[BEGIN The data]

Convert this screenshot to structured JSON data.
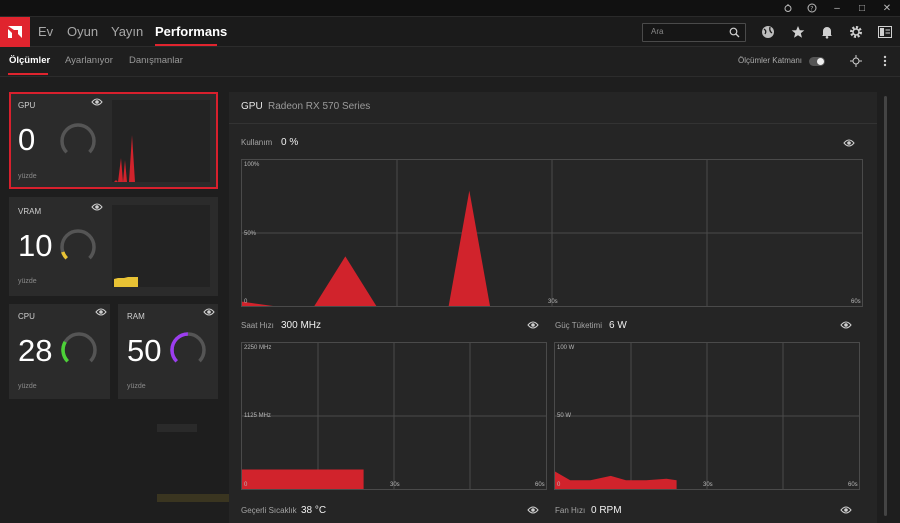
{
  "window": {
    "minimize": "–",
    "maximize": "□",
    "close": "✕"
  },
  "nav": {
    "items": [
      "Ev",
      "Oyun",
      "Yayın",
      "Performans"
    ],
    "active": "Performans"
  },
  "search": {
    "placeholder": "Ara"
  },
  "subnav": {
    "items": [
      "Ölçümler",
      "Ayarlanıyor",
      "Danışmanlar"
    ],
    "active": "Ölçümler",
    "overlay_label": "Ölçümler Katmanı"
  },
  "cards": {
    "gpu": {
      "label": "GPU",
      "value": "0",
      "unit": "yüzde",
      "gauge_color": "#555555",
      "fraction": 0.0
    },
    "vram": {
      "label": "VRAM",
      "value": "10",
      "unit": "yüzde",
      "gauge_color": "#e8c234",
      "fraction": 0.1
    },
    "cpu": {
      "label": "CPU",
      "value": "28",
      "unit": "yüzde",
      "gauge_color": "#4cd137",
      "fraction": 0.28
    },
    "ram": {
      "label": "RAM",
      "value": "50",
      "unit": "yüzde",
      "gauge_color": "#9c3df0",
      "fraction": 0.5
    }
  },
  "panel": {
    "title": "GPU",
    "subtitle": "Radeon RX 570 Series",
    "usage": {
      "label": "Kullanım",
      "value": "0 %"
    },
    "clock": {
      "label": "Saat Hızı",
      "value": "300 MHz"
    },
    "power": {
      "label": "Güç Tüketimi",
      "value": "6 W"
    },
    "temp": {
      "label": "Geçerli Sıcaklık",
      "value": "38 °C"
    },
    "fan": {
      "label": "Fan Hızı",
      "value": "0 RPM"
    }
  },
  "chart_data": [
    {
      "type": "area",
      "ylim": [
        0,
        100
      ],
      "yticks": [
        "100%",
        "50%",
        "0"
      ],
      "xticks": [
        "30s",
        "60s"
      ],
      "x": [
        0,
        3,
        5,
        7,
        10,
        13,
        16,
        19,
        20,
        22,
        24,
        26
      ],
      "values": [
        3,
        0,
        0,
        0,
        34,
        0,
        0,
        0,
        0,
        79,
        0,
        0
      ]
    },
    {
      "type": "area",
      "ylim": [
        0,
        2250
      ],
      "yticks": [
        "2250 MHz",
        "1125 MHz",
        "0"
      ],
      "xticks": [
        "30s",
        "60s"
      ],
      "x": [
        0,
        24
      ],
      "values": [
        300,
        300
      ]
    },
    {
      "type": "area",
      "ylim": [
        0,
        100
      ],
      "yticks": [
        "100 W",
        "50 W",
        "0"
      ],
      "xticks": [
        "30s",
        "60s"
      ],
      "x": [
        0,
        3,
        7,
        11,
        14,
        18,
        22,
        24
      ],
      "values": [
        12,
        6,
        6,
        9,
        6,
        6,
        7,
        6
      ]
    }
  ]
}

[END The data]

Transcribe the full listing above exactly as it stands, minus the pictures.

Convert this screenshot to structured JSON data.
{
  "window": {
    "minimize": "–",
    "maximize": "□",
    "close": "✕"
  },
  "nav": {
    "items": [
      "Ev",
      "Oyun",
      "Yayın",
      "Performans"
    ],
    "active": "Performans"
  },
  "search": {
    "placeholder": "Ara"
  },
  "subnav": {
    "items": [
      "Ölçümler",
      "Ayarlanıyor",
      "Danışmanlar"
    ],
    "active": "Ölçümler",
    "overlay_label": "Ölçümler Katmanı"
  },
  "cards": {
    "gpu": {
      "label": "GPU",
      "value": "0",
      "unit": "yüzde",
      "gauge_color": "#555555",
      "fraction": 0.0
    },
    "vram": {
      "label": "VRAM",
      "value": "10",
      "unit": "yüzde",
      "gauge_color": "#e8c234",
      "fraction": 0.1
    },
    "cpu": {
      "label": "CPU",
      "value": "28",
      "unit": "yüzde",
      "gauge_color": "#4cd137",
      "fraction": 0.28
    },
    "ram": {
      "label": "RAM",
      "value": "50",
      "unit": "yüzde",
      "gauge_color": "#9c3df0",
      "fraction": 0.5
    }
  },
  "panel": {
    "title": "GPU",
    "subtitle": "Radeon RX 570 Series",
    "usage": {
      "label": "Kullanım",
      "value": "0 %"
    },
    "clock": {
      "label": "Saat Hızı",
      "value": "300 MHz"
    },
    "power": {
      "label": "Güç Tüketimi",
      "value": "6 W"
    },
    "temp": {
      "label": "Geçerli Sıcaklık",
      "value": "38 °C"
    },
    "fan": {
      "label": "Fan Hızı",
      "value": "0 RPM"
    }
  },
  "chart_data": [
    {
      "type": "area",
      "ylim": [
        0,
        100
      ],
      "yticks": [
        "100%",
        "50%",
        "0"
      ],
      "xticks": [
        "30s",
        "60s"
      ],
      "x": [
        0,
        3,
        5,
        7,
        10,
        13,
        16,
        19,
        20,
        22,
        24,
        26
      ],
      "values": [
        3,
        0,
        0,
        0,
        34,
        0,
        0,
        0,
        0,
        79,
        0,
        0
      ]
    },
    {
      "type": "area",
      "ylim": [
        0,
        2250
      ],
      "yticks": [
        "2250 MHz",
        "1125 MHz",
        "0"
      ],
      "xticks": [
        "30s",
        "60s"
      ],
      "x": [
        0,
        24
      ],
      "values": [
        300,
        300
      ]
    },
    {
      "type": "area",
      "ylim": [
        0,
        100
      ],
      "yticks": [
        "100 W",
        "50 W",
        "0"
      ],
      "xticks": [
        "30s",
        "60s"
      ],
      "x": [
        0,
        3,
        7,
        11,
        14,
        18,
        22,
        24
      ],
      "values": [
        12,
        6,
        6,
        9,
        6,
        6,
        7,
        6
      ]
    }
  ]
}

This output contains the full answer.